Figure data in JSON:

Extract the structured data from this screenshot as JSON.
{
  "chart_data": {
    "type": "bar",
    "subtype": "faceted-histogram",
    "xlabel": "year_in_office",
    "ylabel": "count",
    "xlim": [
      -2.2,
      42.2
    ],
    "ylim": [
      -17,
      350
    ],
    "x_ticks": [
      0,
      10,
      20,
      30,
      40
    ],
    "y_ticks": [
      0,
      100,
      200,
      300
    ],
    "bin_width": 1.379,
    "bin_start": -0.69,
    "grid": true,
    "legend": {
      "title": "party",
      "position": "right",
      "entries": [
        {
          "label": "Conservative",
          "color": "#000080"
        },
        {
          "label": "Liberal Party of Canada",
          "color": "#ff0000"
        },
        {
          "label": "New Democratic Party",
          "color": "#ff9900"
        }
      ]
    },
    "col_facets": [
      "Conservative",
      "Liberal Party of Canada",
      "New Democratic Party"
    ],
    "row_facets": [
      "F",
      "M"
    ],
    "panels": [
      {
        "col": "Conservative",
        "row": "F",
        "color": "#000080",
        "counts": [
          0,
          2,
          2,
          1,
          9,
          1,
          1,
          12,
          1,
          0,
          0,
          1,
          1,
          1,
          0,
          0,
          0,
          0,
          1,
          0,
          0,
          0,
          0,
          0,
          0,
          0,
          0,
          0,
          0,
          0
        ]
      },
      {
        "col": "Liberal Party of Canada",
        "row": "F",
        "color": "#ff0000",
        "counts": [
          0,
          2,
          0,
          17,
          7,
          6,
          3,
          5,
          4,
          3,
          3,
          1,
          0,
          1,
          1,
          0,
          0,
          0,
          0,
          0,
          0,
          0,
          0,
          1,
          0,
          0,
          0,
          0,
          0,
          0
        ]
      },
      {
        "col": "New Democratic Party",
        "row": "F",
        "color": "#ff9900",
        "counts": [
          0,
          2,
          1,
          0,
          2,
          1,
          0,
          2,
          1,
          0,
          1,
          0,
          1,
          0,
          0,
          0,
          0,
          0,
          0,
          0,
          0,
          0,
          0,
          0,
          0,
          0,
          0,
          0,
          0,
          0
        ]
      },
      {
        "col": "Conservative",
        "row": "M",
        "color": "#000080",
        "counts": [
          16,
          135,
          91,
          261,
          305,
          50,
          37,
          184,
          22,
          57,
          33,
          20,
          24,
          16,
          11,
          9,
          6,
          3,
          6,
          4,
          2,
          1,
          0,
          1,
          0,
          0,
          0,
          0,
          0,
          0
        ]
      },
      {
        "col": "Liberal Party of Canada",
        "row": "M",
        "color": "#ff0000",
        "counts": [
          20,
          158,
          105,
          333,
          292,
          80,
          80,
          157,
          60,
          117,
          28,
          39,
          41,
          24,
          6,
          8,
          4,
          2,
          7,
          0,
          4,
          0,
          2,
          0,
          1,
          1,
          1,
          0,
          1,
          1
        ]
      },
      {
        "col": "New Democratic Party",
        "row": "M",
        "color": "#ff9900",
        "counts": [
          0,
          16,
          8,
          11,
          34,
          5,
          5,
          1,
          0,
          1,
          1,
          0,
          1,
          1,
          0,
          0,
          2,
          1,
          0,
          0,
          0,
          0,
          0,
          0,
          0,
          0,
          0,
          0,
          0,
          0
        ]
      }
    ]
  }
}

- **Required task**
Extract, from the material above, each line holding the word "Liberal".

- **Response below**
          "label": "Liberal Party of Canada",
      "Liberal Party of Canada",
        "col": "Liberal Party of Canada",
        "col": "Liberal Party of Canada",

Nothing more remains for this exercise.